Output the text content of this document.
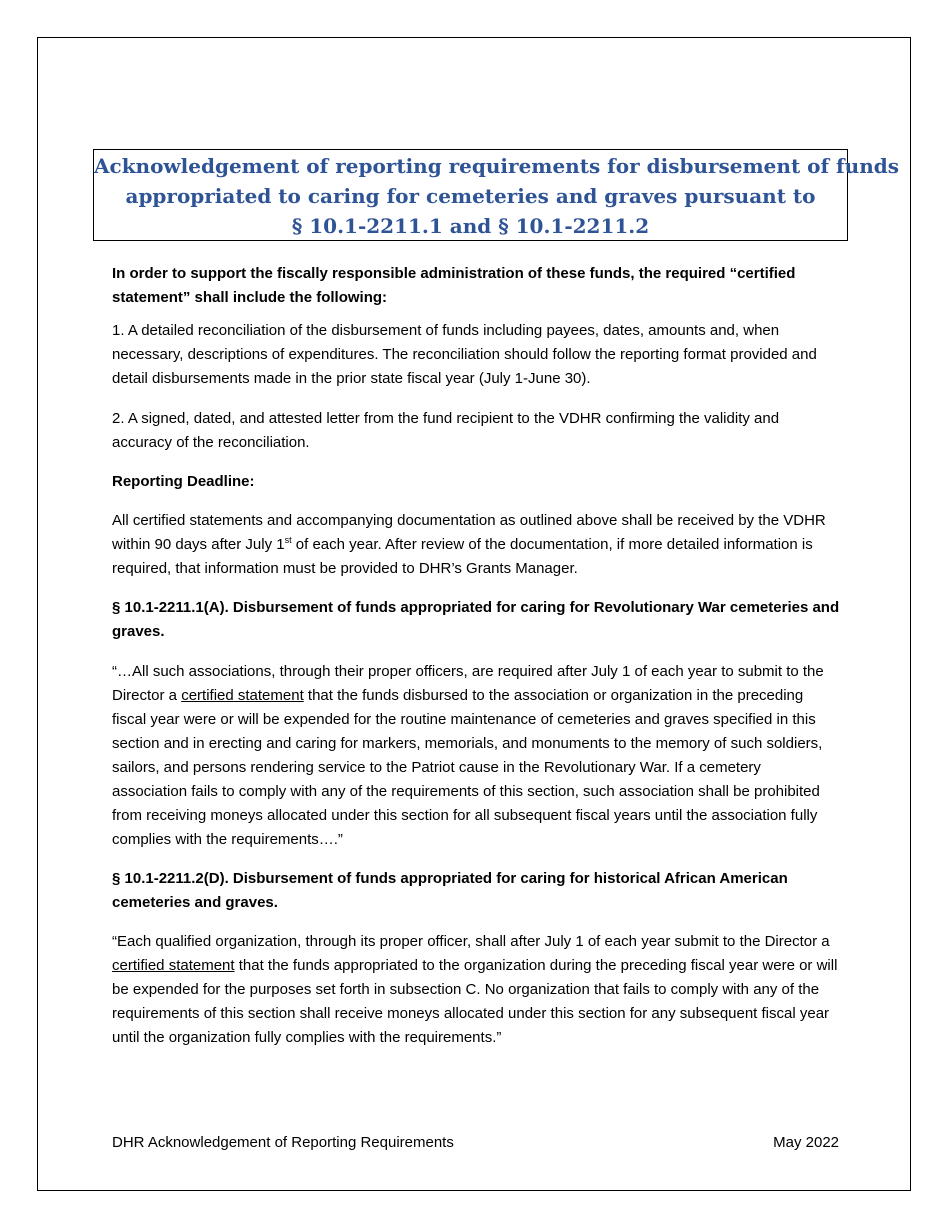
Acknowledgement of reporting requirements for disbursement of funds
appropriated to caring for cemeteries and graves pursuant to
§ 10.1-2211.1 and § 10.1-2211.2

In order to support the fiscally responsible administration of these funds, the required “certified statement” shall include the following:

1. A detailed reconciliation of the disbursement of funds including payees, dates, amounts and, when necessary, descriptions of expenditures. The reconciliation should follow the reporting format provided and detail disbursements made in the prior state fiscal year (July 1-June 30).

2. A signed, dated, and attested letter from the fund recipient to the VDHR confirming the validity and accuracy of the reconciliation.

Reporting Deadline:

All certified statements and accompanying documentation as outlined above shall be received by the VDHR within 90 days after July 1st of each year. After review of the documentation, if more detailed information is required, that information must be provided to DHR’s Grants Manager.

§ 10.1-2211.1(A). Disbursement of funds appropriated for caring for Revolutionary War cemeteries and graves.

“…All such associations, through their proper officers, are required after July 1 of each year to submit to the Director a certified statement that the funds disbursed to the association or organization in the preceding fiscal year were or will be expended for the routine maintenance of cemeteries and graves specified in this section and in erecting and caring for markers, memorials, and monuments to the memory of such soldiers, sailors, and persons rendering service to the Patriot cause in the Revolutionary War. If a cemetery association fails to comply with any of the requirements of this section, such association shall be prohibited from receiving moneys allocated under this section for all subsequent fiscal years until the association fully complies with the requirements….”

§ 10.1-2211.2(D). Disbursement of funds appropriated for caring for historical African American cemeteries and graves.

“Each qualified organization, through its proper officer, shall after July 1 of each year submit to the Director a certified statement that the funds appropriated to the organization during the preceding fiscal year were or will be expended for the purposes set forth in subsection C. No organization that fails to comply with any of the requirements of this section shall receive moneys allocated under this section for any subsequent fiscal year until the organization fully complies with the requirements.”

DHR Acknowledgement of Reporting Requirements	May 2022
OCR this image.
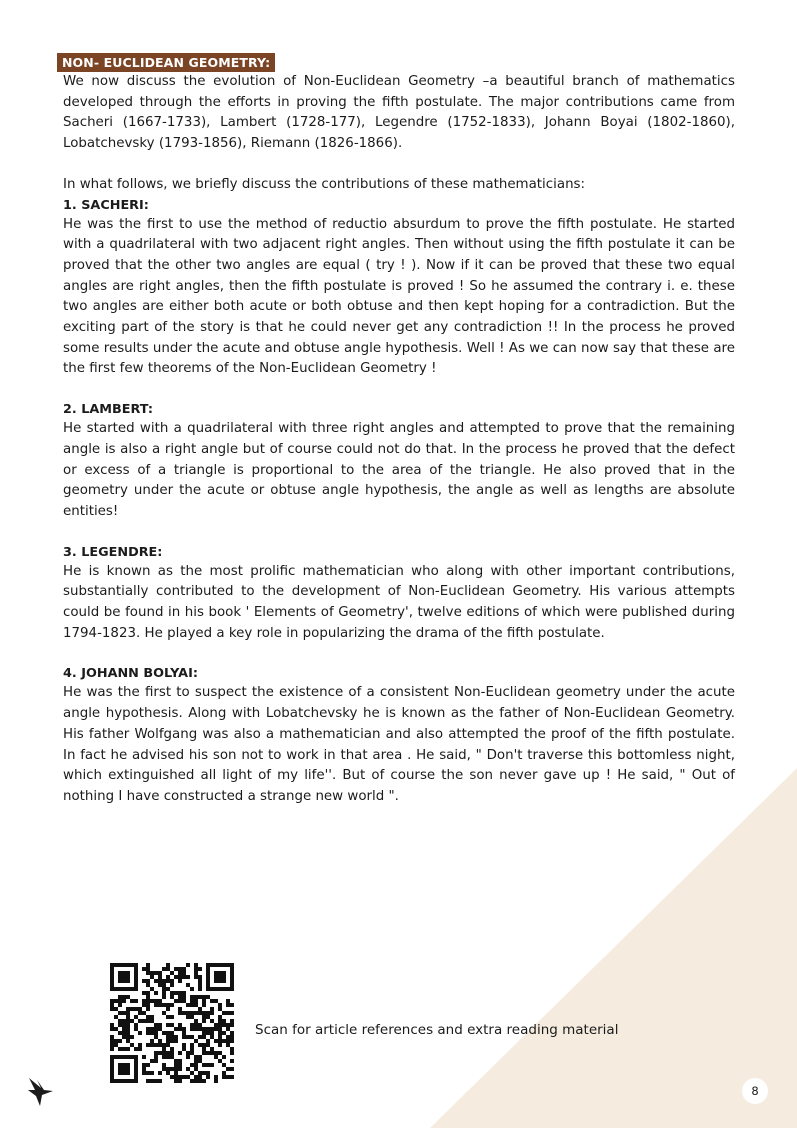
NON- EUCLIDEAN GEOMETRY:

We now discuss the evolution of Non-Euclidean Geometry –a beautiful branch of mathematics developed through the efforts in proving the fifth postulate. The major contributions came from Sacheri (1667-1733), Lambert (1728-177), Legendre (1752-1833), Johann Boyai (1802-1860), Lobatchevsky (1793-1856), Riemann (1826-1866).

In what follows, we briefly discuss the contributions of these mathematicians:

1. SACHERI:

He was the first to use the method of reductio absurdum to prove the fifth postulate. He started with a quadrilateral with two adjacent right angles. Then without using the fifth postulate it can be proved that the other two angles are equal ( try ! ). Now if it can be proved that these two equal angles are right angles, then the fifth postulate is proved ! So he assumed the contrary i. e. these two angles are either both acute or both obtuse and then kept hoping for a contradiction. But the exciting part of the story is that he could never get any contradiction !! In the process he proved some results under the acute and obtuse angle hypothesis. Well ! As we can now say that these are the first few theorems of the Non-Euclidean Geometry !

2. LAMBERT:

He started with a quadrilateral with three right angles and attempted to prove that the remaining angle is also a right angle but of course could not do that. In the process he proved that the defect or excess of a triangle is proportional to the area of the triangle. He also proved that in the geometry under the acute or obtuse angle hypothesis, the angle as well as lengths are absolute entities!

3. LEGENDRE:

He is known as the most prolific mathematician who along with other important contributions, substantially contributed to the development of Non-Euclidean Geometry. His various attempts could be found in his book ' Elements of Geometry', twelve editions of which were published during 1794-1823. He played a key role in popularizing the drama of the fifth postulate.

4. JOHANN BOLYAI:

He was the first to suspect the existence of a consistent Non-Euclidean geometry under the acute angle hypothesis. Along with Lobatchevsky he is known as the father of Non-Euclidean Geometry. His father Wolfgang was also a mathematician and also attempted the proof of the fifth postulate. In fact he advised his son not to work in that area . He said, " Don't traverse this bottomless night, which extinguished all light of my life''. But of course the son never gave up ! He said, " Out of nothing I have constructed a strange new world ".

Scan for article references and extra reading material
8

_ _ _ _ _ _ _

▸ Objective
Exactly reproduce each record, leaving out any pictures.

▸ Task result
Output the text content of this document.
Acknowledgement of reporting requirements for disbursement of funds
appropriated to caring for cemeteries and graves pursuant to
§ 10.1-2211.1 and § 10.1-2211.2

In order to support the fiscally responsible administration of these funds, the required “certified statement” shall include the following:

1. A detailed reconciliation of the disbursement of funds including payees, dates, amounts and, when necessary, descriptions of expenditures. The reconciliation should follow the reporting format provided and detail disbursements made in the prior state fiscal year (July 1-June 30).

2. A signed, dated, and attested letter from the fund recipient to the VDHR confirming the validity and accuracy of the reconciliation.

Reporting Deadline:

All certified statements and accompanying documentation as outlined above shall be received by the VDHR within 90 days after July 1st of each year. After review of the documentation, if more detailed information is required, that information must be provided to DHR’s Grants Manager.

§ 10.1-2211.1(A). Disbursement of funds appropriated for caring for Revolutionary War cemeteries and graves.

“…All such associations, through their proper officers, are required after July 1 of each year to submit to the Director a certified statement that the funds disbursed to the association or organization in the preceding fiscal year were or will be expended for the routine maintenance of cemeteries and graves specified in this section and in erecting and caring for markers, memorials, and monuments to the memory of such soldiers, sailors, and persons rendering service to the Patriot cause in the Revolutionary War. If a cemetery association fails to comply with any of the requirements of this section, such association shall be prohibited from receiving moneys allocated under this section for all subsequent fiscal years until the association fully complies with the requirements….”

§ 10.1-2211.2(D). Disbursement of funds appropriated for caring for historical African American cemeteries and graves.

“Each qualified organization, through its proper officer, shall after July 1 of each year submit to the Director a certified statement that the funds appropriated to the organization during the preceding fiscal year were or will be expended for the purposes set forth in subsection C. No organization that fails to comply with any of the requirements of this section shall receive moneys allocated under this section for any subsequent fiscal year until the organization fully complies with the requirements.”

DHR Acknowledgement of Reporting Requirements	May 2022
OCR this image.
NON- EUCLIDEAN GEOMETRY:

We now discuss the evolution of Non-Euclidean Geometry –a beautiful branch of mathematics developed through the efforts in proving the fifth postulate. The major contributions came from Sacheri (1667-1733), Lambert (1728-177), Legendre (1752-1833), Johann Boyai (1802-1860), Lobatchevsky (1793-1856), Riemann (1826-1866).

In what follows, we briefly discuss the contributions of these mathematicians:

1. SACHERI:

He was the first to use the method of reductio absurdum to prove the fifth postulate. He started with a quadrilateral with two adjacent right angles. Then without using the fifth postulate it can be proved that the other two angles are equal ( try ! ). Now if it can be proved that these two equal angles are right angles, then the fifth postulate is proved ! So he assumed the contrary i. e. these two angles are either both acute or both obtuse and then kept hoping for a contradiction. But the exciting part of the story is that he could never get any contradiction !! In the process he proved some results under the acute and obtuse angle hypothesis. Well ! As we can now say that these are the first few theorems of the Non-Euclidean Geometry !

2. LAMBERT:

He started with a quadrilateral with three right angles and attempted to prove that the remaining angle is also a right angle but of course could not do that. In the process he proved that the defect or excess of a triangle is proportional to the area of the triangle. He also proved that in the geometry under the acute or obtuse angle hypothesis, the angle as well as lengths are absolute entities!

3. LEGENDRE:

He is known as the most prolific mathematician who along with other important contributions, substantially contributed to the development of Non-Euclidean Geometry. His various attempts could be found in his book ' Elements of Geometry', twelve editions of which were published during 1794-1823. He played a key role in popularizing the drama of the fifth postulate.

4. JOHANN BOLYAI:

He was the first to suspect the existence of a consistent Non-Euclidean geometry under the acute angle hypothesis. Along with Lobatchevsky he is known as the father of Non-Euclidean Geometry. His father Wolfgang was also a mathematician and also attempted the proof of the fifth postulate. In fact he advised his son not to work in that area . He said, " Don't traverse this bottomless night, which extinguished all light of my life''. But of course the son never gave up ! He said, " Out of nothing I have constructed a strange new world ".

Scan for article references and extra reading material
8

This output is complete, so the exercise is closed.